__What is being asked__.
Reproduce all entries verbatim, with nothing added or dropped.

Data shown start

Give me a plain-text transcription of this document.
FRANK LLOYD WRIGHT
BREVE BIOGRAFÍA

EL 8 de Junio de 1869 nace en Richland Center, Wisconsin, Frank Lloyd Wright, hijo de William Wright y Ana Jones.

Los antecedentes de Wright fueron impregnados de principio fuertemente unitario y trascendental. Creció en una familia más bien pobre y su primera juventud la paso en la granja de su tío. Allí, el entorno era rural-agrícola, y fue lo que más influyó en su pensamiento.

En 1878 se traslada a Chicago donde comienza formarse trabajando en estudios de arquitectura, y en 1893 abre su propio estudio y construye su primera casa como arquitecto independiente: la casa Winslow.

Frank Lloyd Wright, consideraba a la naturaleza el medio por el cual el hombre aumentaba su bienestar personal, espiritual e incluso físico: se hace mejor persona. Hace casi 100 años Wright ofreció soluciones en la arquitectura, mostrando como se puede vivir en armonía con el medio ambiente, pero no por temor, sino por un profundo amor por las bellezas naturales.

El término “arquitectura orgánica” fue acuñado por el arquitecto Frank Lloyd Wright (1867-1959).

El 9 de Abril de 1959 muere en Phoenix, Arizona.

Data shown end

__Correct answer__.
Give me a plain-text transcription of this document.
FRANK LLOYD WRIGHT
BREVE BIOGRAFÍA

EL 8 de Junio de 1869 nace en Richland Center, Wisconsin, Frank Lloyd Wright, hijo de William Wright y Ana Jones.

Los antecedentes de Wright fueron impregnados de principio fuertemente unitario y trascendental. Creció en una familia más bien pobre y su primera juventud la paso en la granja de su tío. Allí, el entorno era rural-agrícola, y fue lo que más influyó en su pensamiento.

En 1878 se traslada a Chicago donde comienza formarse trabajando en estudios de arquitectura, y en 1893 abre su propio estudio y construye su primera casa como arquitecto independiente: la casa Winslow.

Frank Lloyd Wright, consideraba a la naturaleza el medio por el cual el hombre aumentaba su bienestar personal, espiritual e incluso físico: se hace mejor persona. Hace casi 100 años Wright ofreció soluciones en la arquitectura, mostrando como se puede vivir en armonía con el medio ambiente, pero no por temor, sino por un profundo amor por las bellezas naturales.

El término “arquitectura orgánica” fue acuñado por el arquitecto Frank Lloyd Wright (1867-1959).

El 9 de Abril de 1959 muere en Phoenix, Arizona.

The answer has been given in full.